— Records —
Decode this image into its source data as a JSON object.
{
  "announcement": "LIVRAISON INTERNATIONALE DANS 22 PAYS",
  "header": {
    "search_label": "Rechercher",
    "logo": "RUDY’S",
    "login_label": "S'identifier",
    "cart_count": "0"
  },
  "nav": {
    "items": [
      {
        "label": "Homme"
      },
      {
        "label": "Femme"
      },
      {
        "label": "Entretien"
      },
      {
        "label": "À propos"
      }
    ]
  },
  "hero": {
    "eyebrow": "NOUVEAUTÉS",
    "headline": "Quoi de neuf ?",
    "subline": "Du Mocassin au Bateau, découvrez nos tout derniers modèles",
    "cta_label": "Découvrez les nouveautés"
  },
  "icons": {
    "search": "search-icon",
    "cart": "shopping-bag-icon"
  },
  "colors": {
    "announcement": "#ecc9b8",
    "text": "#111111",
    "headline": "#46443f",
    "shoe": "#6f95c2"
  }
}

— Problem requirements —
Go through the listing above and list every line that has the word "headline".

— Final result —
    "headline": "Quoi de neuf ?",
    "headline": "#46443f",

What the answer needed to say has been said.